Brano da leggere:
──────────
È il caso che più di ogni altro incolla i telespettatori agli schermi. Ne
beneficia lo share televisivo, ma pure i numeri registrati dai siti di news e
dai quotidiani online: basta parlare del caso Garlasco e l’audience cresce. Sarà
per questo motivo se, tra tutti i cold case, Giorgia Meloni ha deciso di citare
proprio la vicenda dell’assassinio di Chiara Poggi per lanciare la campagna
elettorale in vista del referendum sulla separazione delle carriere in
magistratura. E pazienza se casi giudiziari come quello di Garlasco
continueranno a verificarsi anche quando pm e giudici saranno formalmente due
mestieri separati.
──────────
Record con riquadri etichettati:
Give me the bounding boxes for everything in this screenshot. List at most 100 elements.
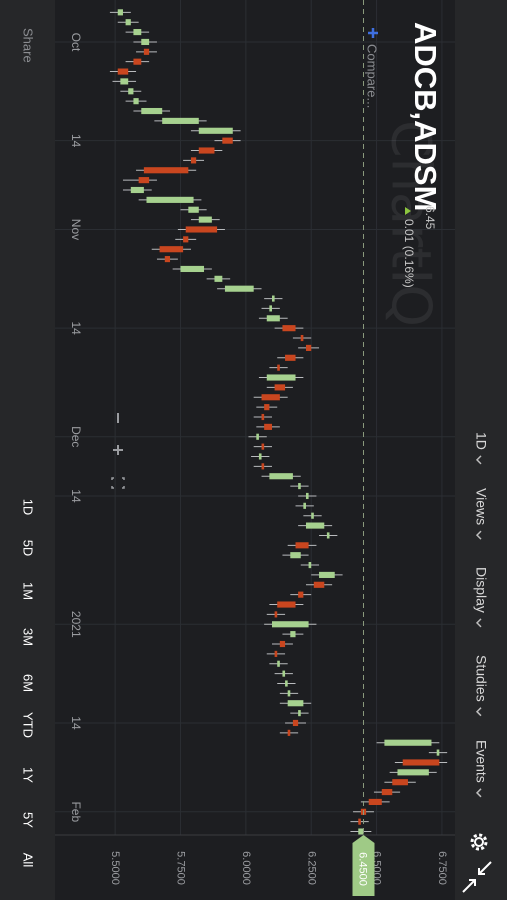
candle-body [180,265,205,273]
candle-body [130,186,144,194]
menu-item[interactable]: Studies [473,655,489,702]
range-button[interactable]: 3M [21,628,36,646]
range-button[interactable]: 5D [21,540,36,557]
y-tick-label: 6.2500 [305,851,317,885]
candle-body [198,127,233,134]
x-tick-label: 14 [69,716,83,730]
menu-item[interactable]: Events [473,740,489,783]
candle-body [138,177,150,184]
candle-body [269,473,293,480]
up-arrow [405,207,411,215]
candle-body [292,719,299,727]
x-tick-label: 14 [69,321,83,335]
range-button[interactable]: 5Y [21,812,36,828]
change: 0.01 (0.16%) [402,219,416,288]
zoom-reset[interactable] [111,477,125,489]
range-button[interactable]: 6M [21,674,36,692]
candle-body [271,621,309,628]
candle-body [368,798,382,805]
candle-body [274,384,286,391]
candle-body [282,670,286,677]
zoom-in[interactable] [113,445,123,455]
candle-body [188,206,199,213]
candle-body [141,107,163,115]
candle-body [319,571,335,578]
candle-body [285,680,288,687]
candle-body [198,216,212,223]
candle-body [298,483,301,490]
gear-teeth[interactable] [470,833,488,851]
candle-body [277,364,280,371]
candle-body [358,828,364,835]
candle-body [384,739,432,746]
plot [109,0,448,835]
candle-body [133,98,139,105]
candle-body [222,137,233,144]
candle-body [287,700,304,707]
candle-body [162,117,199,124]
candle-body [290,631,296,638]
candle-body [146,196,194,203]
candle-body [358,818,361,825]
fullscreen-icon[interactable] [462,861,492,893]
candle-body [274,650,278,657]
menu-chevron[interactable] [475,530,482,540]
candle-body [224,285,254,292]
compare[interactable]: Compare... [365,44,380,108]
candle-body [311,512,314,519]
menu-chevron[interactable] [475,707,482,717]
current-price-tag [352,835,375,896]
candle-body [287,729,291,736]
candle-body [313,581,325,588]
candle-body [143,48,150,55]
candle-body [295,542,309,549]
range-button[interactable]: 1D [21,499,36,516]
candle-body [185,226,218,233]
compare-plus[interactable] [368,28,378,38]
x-tick-label: Dec [69,426,83,447]
candle-body [397,769,429,776]
x-tick-label: 14 [69,134,83,148]
menu-item[interactable]: Display [473,567,489,613]
menu-item[interactable]: 1D [473,432,489,450]
candle-body [277,660,280,667]
candle-body [264,423,272,430]
menu-item[interactable]: Views [473,488,489,525]
candle-body [285,354,296,361]
candle-body [261,463,265,470]
candle-body [277,601,296,608]
candle-body [266,374,296,381]
candle-body [261,394,280,401]
candle-body [300,334,304,342]
candle-body [214,275,223,282]
menu-chevron[interactable] [475,788,482,798]
candle-body [271,295,275,302]
gear[interactable] [474,837,484,847]
menu-chevron[interactable] [475,455,482,465]
candle-body [198,147,215,154]
x-tick-label: Nov [69,219,83,240]
share[interactable]: Share [21,28,36,63]
candle-body [264,404,270,411]
top-bar [455,0,507,900]
y-axis: 5.5000 5.7500 6.0000 6.2500 6.5000 6.75006.45… [109,835,448,896]
range-button[interactable]: 1M [21,582,36,600]
candle-body [183,236,189,243]
candle-body [143,167,189,174]
candle-body [298,591,304,598]
menu-chevron[interactable] [475,618,482,628]
current-price-label: 6.4500 [357,852,369,886]
x-tick-label: 14 [69,489,83,503]
range-button[interactable]: YTD [21,712,36,738]
range-button[interactable]: 1Y [21,767,36,783]
settings-icon[interactable] [470,833,488,851]
price: 6.45 [423,206,437,230]
y-tick-label: 6.0000 [240,851,252,885]
range-button[interactable]: All [21,853,36,868]
x-tick-label: 2021 [69,611,83,638]
x-tick-label: Oct [69,33,83,52]
candle-body [269,305,272,312]
y-tick-label: 6.7500 [436,851,448,885]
──────────
Ricopia dal brano sul caso Garlasco il passo che va da "È il caso che" fino a "mestieri separati." compreso. I record sono materiale a parte, distinto dal brano.

È il caso che più di ogni altro incolla i telespettatori agli schermi. Ne
beneficia lo share televisivo, ma pure i numeri registrati dai siti di news e
dai quotidiani online: basta parlare del caso Garlasco e l’audience cresce. Sarà
per questo motivo se, tra tutti i cold case, Giorgia Meloni ha deciso di citare
proprio la vicenda dell’assassinio di Chiara Poggi per lanciare la campagna
elettorale in vista del referendum sulla separazione delle carriere in
magistratura. E pazienza se casi giudiziari come quello di Garlasco
continueranno a verificarsi anche quando pm e giudici saranno formalmente due
mestieri separati.